Your instructions: Transcribe the listing in full, excluding any pictures.

Data supplied:
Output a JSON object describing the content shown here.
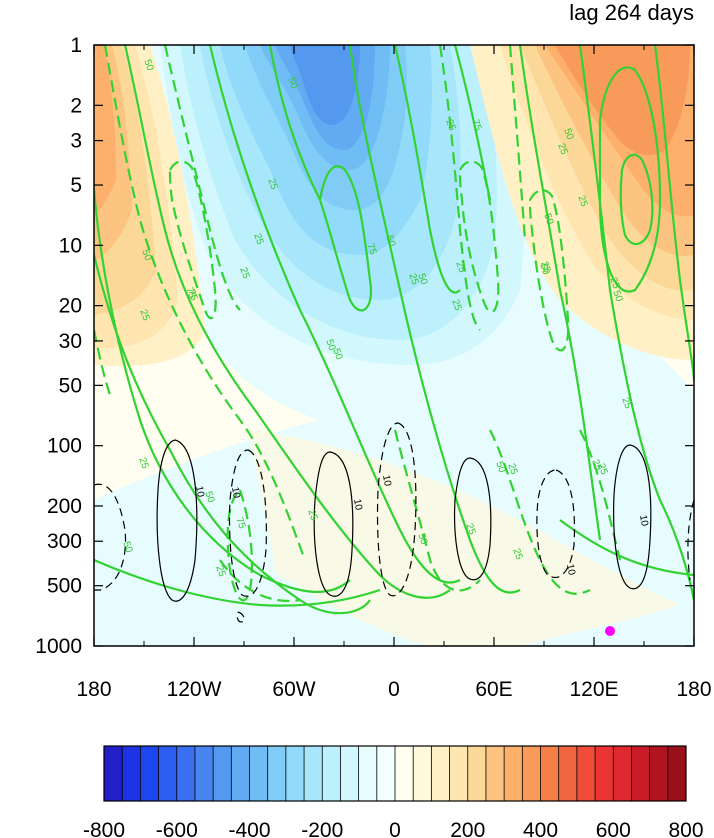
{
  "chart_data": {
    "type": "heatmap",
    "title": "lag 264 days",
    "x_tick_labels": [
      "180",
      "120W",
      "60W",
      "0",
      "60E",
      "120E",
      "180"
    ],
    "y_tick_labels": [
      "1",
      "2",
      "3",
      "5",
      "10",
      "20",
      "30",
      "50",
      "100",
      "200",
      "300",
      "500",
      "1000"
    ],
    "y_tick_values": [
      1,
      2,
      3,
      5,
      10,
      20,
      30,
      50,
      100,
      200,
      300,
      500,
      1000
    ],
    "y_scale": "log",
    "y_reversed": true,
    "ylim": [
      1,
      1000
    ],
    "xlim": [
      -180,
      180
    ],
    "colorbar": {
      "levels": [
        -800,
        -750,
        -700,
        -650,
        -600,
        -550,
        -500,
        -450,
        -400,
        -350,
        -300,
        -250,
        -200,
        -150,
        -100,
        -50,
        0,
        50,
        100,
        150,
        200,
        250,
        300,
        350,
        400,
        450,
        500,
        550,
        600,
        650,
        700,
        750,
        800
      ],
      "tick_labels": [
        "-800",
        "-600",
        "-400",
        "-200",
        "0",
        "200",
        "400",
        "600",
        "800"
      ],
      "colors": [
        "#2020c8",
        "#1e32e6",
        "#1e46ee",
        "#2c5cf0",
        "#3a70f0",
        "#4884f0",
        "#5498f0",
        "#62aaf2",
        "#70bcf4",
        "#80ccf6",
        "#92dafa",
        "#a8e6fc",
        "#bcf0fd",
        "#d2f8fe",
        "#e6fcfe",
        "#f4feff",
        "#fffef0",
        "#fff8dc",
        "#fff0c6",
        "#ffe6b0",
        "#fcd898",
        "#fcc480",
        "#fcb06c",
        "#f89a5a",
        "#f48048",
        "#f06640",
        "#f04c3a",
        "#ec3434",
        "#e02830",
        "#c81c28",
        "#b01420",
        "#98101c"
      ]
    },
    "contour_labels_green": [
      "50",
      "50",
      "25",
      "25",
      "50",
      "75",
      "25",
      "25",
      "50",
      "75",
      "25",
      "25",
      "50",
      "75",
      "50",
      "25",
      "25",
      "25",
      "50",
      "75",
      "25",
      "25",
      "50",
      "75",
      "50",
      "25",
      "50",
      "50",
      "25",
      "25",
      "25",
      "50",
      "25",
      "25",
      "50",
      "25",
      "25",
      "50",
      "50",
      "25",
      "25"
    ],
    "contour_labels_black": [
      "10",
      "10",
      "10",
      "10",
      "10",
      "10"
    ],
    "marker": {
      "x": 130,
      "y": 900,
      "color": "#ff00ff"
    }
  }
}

Result of the task:
Output a JSON object describing the content shown here.
{
  "chart_data": {
    "type": "heatmap",
    "title": "lag 264 days",
    "x_tick_labels": [
      "180",
      "120W",
      "60W",
      "0",
      "60E",
      "120E",
      "180"
    ],
    "y_tick_labels": [
      "1",
      "2",
      "3",
      "5",
      "10",
      "20",
      "30",
      "50",
      "100",
      "200",
      "300",
      "500",
      "1000"
    ],
    "y_tick_values": [
      1,
      2,
      3,
      5,
      10,
      20,
      30,
      50,
      100,
      200,
      300,
      500,
      1000
    ],
    "y_scale": "log",
    "y_reversed": true,
    "ylim": [
      1,
      1000
    ],
    "xlim": [
      -180,
      180
    ],
    "colorbar": {
      "levels": [
        -800,
        -750,
        -700,
        -650,
        -600,
        -550,
        -500,
        -450,
        -400,
        -350,
        -300,
        -250,
        -200,
        -150,
        -100,
        -50,
        0,
        50,
        100,
        150,
        200,
        250,
        300,
        350,
        400,
        450,
        500,
        550,
        600,
        650,
        700,
        750,
        800
      ],
      "tick_labels": [
        "-800",
        "-600",
        "-400",
        "-200",
        "0",
        "200",
        "400",
        "600",
        "800"
      ],
      "colors": [
        "#2020c8",
        "#1e32e6",
        "#1e46ee",
        "#2c5cf0",
        "#3a70f0",
        "#4884f0",
        "#5498f0",
        "#62aaf2",
        "#70bcf4",
        "#80ccf6",
        "#92dafa",
        "#a8e6fc",
        "#bcf0fd",
        "#d2f8fe",
        "#e6fcfe",
        "#f4feff",
        "#fffef0",
        "#fff8dc",
        "#fff0c6",
        "#ffe6b0",
        "#fcd898",
        "#fcc480",
        "#fcb06c",
        "#f89a5a",
        "#f48048",
        "#f06640",
        "#f04c3a",
        "#ec3434",
        "#e02830",
        "#c81c28",
        "#b01420",
        "#98101c"
      ]
    },
    "contour_labels_green": [
      "50",
      "50",
      "25",
      "25",
      "50",
      "75",
      "25",
      "25",
      "50",
      "75",
      "25",
      "25",
      "50",
      "75",
      "50",
      "25",
      "25",
      "25",
      "50",
      "75",
      "25",
      "25",
      "50",
      "75",
      "50",
      "25",
      "50",
      "50",
      "25",
      "25",
      "25",
      "50",
      "25",
      "25",
      "50",
      "25",
      "25",
      "50",
      "50",
      "25",
      "25"
    ],
    "contour_labels_black": [
      "10",
      "10",
      "10",
      "10",
      "10",
      "10"
    ],
    "marker": {
      "x": 130,
      "y": 900,
      "color": "#ff00ff"
    }
  }
}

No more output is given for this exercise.